- _JOB_
Please determine how many lines of the material include the word "Consejo", and respond with nothing but that number.

Collected data:
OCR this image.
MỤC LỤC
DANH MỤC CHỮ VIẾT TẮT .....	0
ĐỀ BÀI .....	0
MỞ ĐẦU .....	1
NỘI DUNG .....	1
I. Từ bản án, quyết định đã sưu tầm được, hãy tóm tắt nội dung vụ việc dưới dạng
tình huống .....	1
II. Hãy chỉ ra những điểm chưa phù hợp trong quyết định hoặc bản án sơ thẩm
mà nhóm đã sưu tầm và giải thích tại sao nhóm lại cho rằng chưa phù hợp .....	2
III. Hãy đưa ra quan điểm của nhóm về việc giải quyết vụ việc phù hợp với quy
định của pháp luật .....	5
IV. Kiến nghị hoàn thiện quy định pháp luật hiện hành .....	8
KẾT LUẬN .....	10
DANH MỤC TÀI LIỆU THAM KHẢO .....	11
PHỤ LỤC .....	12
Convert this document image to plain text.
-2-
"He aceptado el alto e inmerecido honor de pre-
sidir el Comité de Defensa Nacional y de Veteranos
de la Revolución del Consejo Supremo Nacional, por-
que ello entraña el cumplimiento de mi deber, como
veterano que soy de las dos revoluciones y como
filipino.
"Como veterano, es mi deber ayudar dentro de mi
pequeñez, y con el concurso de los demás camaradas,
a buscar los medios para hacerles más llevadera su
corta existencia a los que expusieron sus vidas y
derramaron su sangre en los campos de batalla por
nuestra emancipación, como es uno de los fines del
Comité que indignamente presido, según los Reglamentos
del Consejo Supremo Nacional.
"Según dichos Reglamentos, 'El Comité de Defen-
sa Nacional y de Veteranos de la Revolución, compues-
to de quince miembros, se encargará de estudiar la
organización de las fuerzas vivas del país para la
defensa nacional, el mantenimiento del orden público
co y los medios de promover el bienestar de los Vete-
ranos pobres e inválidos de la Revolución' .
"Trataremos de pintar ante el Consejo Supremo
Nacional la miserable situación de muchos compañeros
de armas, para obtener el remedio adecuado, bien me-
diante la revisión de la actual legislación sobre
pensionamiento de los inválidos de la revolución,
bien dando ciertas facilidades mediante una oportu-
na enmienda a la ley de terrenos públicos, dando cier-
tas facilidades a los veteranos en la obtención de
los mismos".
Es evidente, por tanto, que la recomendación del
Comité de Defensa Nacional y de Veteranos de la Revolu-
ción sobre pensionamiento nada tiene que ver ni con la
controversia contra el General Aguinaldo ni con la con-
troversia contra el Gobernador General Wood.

- _WRITTEN RESPONSE_
3